What you need to do – Retype each record shown below, leaving every character as it is.

Raw data –
---+---

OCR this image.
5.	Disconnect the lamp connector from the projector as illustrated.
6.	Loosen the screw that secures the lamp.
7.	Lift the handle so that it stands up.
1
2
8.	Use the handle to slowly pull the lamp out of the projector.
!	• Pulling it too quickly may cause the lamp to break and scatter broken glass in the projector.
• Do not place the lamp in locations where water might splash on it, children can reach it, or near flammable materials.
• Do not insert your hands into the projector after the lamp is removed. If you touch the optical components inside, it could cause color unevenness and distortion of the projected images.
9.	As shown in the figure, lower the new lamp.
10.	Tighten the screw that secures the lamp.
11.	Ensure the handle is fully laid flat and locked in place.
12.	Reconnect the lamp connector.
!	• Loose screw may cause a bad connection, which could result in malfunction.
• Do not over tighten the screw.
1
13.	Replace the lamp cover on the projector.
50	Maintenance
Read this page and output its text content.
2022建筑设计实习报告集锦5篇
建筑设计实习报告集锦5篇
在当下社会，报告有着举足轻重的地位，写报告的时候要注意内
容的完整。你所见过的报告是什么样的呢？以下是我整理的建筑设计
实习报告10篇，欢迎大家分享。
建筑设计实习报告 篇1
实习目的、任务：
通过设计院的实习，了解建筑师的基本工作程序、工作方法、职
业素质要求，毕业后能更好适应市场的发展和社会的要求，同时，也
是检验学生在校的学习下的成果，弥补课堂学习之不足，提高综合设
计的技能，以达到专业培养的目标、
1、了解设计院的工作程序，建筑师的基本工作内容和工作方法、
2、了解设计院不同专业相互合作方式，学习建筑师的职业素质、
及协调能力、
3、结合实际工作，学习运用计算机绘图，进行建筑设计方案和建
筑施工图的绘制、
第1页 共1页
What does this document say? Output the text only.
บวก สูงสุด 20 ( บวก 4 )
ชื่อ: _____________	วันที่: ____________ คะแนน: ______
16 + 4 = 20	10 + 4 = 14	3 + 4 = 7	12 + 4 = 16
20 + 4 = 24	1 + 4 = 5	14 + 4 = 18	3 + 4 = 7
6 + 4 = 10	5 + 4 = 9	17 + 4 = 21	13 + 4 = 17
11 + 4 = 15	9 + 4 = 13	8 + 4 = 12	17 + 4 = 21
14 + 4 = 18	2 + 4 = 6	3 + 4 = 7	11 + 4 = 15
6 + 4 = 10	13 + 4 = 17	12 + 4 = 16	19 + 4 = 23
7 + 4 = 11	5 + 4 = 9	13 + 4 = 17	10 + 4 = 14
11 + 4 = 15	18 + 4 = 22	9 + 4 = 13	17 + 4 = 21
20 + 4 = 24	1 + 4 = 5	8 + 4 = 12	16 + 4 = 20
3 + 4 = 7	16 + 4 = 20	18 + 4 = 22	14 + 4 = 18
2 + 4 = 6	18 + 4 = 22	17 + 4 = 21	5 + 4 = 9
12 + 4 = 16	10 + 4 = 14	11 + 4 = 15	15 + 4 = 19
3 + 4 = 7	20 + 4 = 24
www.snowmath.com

---+---

Answer for this exercise –
OCR this image.
5.	Disconnect the lamp connector from the projector as illustrated.
6.	Loosen the screw that secures the lamp.
7.	Lift the handle so that it stands up.
1
2
8.	Use the handle to slowly pull the lamp out of the projector.
!	• Pulling it too quickly may cause the lamp to break and scatter broken glass in the projector.
• Do not place the lamp in locations where water might splash on it, children can reach it, or near flammable materials.
• Do not insert your hands into the projector after the lamp is removed. If you touch the optical components inside, it could cause color unevenness and distortion of the projected images.
9.	As shown in the figure, lower the new lamp.
10.	Tighten the screw that secures the lamp.
11.	Ensure the handle is fully laid flat and locked in place.
12.	Reconnect the lamp connector.
!	• Loose screw may cause a bad connection, which could result in malfunction.
• Do not over tighten the screw.
1
13.	Replace the lamp cover on the projector.
50	Maintenance
Read this page and output its text content.
2022建筑设计实习报告集锦5篇
建筑设计实习报告集锦5篇
在当下社会，报告有着举足轻重的地位，写报告的时候要注意内
容的完整。你所见过的报告是什么样的呢？以下是我整理的建筑设计
实习报告10篇，欢迎大家分享。
建筑设计实习报告 篇1
实习目的、任务：
通过设计院的实习，了解建筑师的基本工作程序、工作方法、职
业素质要求，毕业后能更好适应市场的发展和社会的要求，同时，也
是检验学生在校的学习下的成果，弥补课堂学习之不足，提高综合设
计的技能，以达到专业培养的目标、
1、了解设计院的工作程序，建筑师的基本工作内容和工作方法、
2、了解设计院不同专业相互合作方式，学习建筑师的职业素质、
及协调能力、
3、结合实际工作，学习运用计算机绘图，进行建筑设计方案和建
筑施工图的绘制、
第1页 共1页
What does this document say? Output the text only.
บวก สูงสุด 20 ( บวก 4 )
ชื่อ: _____________	วันที่: ____________ คะแนน: ______
16 + 4 = 20	10 + 4 = 14	3 + 4 = 7	12 + 4 = 16
20 + 4 = 24	1 + 4 = 5	14 + 4 = 18	3 + 4 = 7
6 + 4 = 10	5 + 4 = 9	17 + 4 = 21	13 + 4 = 17
11 + 4 = 15	9 + 4 = 13	8 + 4 = 12	17 + 4 = 21
14 + 4 = 18	2 + 4 = 6	3 + 4 = 7	11 + 4 = 15
6 + 4 = 10	13 + 4 = 17	12 + 4 = 16	19 + 4 = 23
7 + 4 = 11	5 + 4 = 9	13 + 4 = 17	10 + 4 = 14
11 + 4 = 15	18 + 4 = 22	9 + 4 = 13	17 + 4 = 21
20 + 4 = 24	1 + 4 = 5	8 + 4 = 12	16 + 4 = 20
3 + 4 = 7	16 + 4 = 20	18 + 4 = 22	14 + 4 = 18
2 + 4 = 6	18 + 4 = 22	17 + 4 = 21	5 + 4 = 9
12 + 4 = 16	10 + 4 = 14	11 + 4 = 15	15 + 4 = 19
3 + 4 = 7	20 + 4 = 24
www.snowmath.com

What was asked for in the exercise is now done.